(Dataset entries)
☆ ☆ ☆
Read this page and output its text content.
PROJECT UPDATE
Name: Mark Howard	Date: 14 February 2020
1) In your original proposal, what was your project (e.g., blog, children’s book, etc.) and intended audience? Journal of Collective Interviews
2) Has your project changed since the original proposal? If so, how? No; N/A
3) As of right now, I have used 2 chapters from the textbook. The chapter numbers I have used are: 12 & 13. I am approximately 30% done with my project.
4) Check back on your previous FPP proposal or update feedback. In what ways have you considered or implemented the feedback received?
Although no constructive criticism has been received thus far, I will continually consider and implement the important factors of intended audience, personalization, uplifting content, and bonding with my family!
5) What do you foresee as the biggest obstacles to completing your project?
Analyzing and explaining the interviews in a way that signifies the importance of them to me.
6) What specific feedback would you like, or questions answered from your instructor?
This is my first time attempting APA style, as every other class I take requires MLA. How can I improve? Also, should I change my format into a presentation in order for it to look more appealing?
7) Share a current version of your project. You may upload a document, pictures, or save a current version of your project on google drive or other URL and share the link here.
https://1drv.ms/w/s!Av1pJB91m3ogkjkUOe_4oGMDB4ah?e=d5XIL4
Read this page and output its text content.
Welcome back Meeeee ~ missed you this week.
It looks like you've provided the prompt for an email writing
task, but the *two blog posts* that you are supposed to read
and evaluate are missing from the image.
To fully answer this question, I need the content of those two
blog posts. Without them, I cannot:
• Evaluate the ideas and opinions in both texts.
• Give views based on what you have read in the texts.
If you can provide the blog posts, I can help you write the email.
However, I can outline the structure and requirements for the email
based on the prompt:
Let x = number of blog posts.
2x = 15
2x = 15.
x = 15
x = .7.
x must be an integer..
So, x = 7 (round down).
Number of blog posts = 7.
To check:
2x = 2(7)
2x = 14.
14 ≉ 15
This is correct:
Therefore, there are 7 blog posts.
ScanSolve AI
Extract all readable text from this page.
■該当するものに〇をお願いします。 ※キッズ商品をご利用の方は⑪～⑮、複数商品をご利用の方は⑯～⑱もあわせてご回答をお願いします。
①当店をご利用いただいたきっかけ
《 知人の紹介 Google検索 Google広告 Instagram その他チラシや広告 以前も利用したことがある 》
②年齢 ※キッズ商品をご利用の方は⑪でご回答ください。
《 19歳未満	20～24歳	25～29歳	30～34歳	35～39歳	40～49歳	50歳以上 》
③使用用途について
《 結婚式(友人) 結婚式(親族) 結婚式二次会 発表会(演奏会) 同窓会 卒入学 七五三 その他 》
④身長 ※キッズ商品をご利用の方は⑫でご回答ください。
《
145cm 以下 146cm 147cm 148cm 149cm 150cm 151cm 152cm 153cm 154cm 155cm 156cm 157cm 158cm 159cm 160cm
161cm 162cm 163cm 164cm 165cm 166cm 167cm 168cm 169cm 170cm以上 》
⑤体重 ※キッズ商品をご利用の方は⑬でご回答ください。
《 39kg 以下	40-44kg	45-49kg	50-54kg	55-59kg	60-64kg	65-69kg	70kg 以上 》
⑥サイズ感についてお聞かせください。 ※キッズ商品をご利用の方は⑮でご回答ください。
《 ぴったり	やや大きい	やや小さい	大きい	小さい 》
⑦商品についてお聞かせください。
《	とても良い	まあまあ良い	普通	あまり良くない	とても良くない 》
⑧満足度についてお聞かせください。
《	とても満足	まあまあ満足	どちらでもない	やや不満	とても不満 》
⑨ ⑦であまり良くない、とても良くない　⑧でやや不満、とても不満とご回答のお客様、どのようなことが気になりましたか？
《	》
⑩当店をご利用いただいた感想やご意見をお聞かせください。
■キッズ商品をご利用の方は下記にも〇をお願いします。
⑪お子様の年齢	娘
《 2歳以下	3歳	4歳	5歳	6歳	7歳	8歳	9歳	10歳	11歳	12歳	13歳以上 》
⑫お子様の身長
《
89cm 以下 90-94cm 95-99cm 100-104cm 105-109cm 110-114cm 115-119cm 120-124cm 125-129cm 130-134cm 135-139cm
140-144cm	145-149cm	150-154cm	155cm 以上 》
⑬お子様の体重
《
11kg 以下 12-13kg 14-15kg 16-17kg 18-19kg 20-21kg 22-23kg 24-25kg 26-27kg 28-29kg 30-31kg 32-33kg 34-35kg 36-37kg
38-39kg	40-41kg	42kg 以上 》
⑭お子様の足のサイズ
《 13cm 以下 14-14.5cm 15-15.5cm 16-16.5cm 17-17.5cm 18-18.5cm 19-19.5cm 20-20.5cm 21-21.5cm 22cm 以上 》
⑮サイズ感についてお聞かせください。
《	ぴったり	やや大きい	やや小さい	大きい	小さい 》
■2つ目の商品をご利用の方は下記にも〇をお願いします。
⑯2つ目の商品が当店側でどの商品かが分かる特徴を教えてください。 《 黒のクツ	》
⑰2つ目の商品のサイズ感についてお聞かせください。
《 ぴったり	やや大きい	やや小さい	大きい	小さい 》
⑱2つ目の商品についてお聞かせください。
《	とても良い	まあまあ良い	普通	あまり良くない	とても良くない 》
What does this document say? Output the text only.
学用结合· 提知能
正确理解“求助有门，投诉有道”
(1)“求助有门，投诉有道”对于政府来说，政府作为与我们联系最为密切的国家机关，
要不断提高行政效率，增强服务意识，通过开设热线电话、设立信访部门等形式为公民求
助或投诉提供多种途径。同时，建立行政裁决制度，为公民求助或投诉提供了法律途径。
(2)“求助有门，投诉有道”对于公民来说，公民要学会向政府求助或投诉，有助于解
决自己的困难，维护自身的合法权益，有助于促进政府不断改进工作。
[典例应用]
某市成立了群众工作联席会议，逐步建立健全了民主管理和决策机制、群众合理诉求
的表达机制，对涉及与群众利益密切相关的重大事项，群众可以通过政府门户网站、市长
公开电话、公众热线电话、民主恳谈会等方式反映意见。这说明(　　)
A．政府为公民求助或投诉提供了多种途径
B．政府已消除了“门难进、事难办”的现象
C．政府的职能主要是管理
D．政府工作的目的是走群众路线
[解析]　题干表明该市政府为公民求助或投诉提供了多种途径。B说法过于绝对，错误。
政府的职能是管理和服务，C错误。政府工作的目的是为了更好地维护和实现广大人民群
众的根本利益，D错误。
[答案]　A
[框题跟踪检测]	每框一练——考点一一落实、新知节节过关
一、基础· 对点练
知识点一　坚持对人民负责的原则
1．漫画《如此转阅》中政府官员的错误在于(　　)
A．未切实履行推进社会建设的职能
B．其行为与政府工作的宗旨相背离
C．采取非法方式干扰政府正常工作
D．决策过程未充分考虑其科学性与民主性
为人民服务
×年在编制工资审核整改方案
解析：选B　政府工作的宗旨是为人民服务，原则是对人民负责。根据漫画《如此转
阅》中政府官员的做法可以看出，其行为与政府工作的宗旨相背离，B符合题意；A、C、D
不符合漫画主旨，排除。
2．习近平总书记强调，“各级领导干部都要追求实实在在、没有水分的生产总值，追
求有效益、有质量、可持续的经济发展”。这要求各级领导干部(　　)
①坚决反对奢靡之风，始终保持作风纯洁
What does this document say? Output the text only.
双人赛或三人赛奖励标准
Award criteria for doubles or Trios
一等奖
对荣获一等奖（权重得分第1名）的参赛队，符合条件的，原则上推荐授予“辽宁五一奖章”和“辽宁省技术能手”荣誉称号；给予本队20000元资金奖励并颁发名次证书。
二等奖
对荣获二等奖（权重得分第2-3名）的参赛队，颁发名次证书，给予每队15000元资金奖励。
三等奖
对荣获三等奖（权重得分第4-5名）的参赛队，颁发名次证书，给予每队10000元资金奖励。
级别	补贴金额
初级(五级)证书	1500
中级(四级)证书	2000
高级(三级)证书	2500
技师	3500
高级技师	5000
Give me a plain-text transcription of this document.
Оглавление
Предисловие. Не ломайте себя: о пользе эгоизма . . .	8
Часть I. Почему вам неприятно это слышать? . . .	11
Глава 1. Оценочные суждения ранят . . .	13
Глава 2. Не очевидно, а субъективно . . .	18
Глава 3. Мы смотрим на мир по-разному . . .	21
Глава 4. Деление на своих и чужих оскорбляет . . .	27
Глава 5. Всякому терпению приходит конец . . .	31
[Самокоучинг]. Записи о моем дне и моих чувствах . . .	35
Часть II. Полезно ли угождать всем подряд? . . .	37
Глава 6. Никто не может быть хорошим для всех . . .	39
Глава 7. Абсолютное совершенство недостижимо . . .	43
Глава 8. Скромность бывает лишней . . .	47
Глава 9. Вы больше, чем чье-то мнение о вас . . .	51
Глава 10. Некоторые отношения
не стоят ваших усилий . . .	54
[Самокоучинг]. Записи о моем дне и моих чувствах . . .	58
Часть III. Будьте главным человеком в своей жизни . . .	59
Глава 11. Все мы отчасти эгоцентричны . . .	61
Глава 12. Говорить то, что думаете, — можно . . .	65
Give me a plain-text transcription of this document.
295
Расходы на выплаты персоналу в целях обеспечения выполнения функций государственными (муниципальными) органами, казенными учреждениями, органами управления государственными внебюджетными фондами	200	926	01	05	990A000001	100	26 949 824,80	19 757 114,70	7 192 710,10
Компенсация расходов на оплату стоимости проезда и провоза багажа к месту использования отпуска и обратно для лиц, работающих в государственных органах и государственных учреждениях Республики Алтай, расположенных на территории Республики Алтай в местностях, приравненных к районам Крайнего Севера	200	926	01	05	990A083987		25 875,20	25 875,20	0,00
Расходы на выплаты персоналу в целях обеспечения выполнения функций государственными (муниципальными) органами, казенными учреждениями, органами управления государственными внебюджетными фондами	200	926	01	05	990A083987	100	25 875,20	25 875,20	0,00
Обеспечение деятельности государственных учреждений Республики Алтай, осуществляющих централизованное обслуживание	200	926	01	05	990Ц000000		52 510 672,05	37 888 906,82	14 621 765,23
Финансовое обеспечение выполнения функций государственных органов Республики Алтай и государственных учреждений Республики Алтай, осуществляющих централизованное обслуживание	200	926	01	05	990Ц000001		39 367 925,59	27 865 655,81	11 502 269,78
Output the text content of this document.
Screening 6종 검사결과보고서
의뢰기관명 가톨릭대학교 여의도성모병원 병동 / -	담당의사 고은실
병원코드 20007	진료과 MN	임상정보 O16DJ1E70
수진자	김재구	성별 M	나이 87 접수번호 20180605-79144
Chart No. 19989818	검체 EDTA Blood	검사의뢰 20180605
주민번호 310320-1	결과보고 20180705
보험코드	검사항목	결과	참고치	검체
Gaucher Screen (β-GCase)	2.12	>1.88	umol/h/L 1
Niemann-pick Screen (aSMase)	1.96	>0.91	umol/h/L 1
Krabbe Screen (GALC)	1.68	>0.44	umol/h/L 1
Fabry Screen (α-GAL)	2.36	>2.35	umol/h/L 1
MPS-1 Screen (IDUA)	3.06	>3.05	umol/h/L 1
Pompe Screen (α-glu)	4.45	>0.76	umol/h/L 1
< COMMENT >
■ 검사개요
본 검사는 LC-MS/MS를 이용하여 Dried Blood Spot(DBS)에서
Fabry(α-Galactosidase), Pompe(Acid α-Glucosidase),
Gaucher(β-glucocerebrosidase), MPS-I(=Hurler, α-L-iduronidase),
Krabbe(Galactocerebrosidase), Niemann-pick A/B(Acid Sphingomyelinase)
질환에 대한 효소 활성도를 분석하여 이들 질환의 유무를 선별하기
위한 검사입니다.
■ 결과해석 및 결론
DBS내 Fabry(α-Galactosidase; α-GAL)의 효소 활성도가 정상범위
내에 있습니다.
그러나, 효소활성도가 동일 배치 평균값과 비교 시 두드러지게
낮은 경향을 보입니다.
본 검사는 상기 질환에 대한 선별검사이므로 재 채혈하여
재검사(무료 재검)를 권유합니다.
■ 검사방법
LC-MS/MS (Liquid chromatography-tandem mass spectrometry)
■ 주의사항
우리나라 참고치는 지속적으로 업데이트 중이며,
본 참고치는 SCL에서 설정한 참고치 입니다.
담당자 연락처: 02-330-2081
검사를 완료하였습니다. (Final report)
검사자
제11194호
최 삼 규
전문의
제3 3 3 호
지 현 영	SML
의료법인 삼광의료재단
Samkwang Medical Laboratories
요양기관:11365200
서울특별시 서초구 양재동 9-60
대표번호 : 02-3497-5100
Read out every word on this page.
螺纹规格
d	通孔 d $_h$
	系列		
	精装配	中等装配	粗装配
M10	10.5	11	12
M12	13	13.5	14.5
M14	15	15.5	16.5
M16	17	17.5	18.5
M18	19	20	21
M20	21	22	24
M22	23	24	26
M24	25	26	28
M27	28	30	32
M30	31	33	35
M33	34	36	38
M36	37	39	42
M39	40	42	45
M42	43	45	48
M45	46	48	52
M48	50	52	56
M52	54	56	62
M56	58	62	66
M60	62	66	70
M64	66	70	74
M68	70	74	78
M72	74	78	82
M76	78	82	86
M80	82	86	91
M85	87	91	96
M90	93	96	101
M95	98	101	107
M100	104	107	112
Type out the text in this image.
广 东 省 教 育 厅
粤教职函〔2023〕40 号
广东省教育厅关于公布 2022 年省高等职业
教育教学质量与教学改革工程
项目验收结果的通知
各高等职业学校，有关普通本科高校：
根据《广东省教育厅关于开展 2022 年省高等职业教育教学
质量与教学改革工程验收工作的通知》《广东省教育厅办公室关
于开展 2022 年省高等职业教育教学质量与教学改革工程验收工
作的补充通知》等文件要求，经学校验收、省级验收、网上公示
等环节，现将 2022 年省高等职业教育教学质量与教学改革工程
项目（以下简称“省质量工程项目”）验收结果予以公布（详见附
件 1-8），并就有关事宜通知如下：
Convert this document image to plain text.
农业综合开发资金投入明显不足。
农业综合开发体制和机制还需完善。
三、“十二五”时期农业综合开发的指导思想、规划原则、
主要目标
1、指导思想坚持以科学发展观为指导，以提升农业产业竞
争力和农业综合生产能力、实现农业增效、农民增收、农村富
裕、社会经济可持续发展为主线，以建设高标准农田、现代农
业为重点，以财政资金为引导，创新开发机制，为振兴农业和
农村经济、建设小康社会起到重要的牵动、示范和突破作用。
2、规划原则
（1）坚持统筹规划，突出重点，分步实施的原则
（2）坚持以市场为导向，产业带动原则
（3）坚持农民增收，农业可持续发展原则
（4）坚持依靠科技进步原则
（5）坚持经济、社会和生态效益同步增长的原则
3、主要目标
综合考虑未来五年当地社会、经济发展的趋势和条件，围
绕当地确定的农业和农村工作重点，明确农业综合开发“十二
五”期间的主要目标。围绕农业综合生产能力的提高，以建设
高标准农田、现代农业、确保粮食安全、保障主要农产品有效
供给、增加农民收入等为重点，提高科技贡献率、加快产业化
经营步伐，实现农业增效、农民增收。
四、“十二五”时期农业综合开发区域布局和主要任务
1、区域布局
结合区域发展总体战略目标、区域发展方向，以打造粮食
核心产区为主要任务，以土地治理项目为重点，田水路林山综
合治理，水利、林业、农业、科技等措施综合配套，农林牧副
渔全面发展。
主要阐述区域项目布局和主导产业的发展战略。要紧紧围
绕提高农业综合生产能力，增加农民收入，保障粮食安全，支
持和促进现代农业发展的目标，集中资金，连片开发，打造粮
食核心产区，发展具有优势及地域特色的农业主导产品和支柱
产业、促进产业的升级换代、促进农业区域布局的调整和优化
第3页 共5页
☆ ☆ ☆
> Written request
Calculate how many lines of the material include the string "функций", and state that number by itself.

> In response
3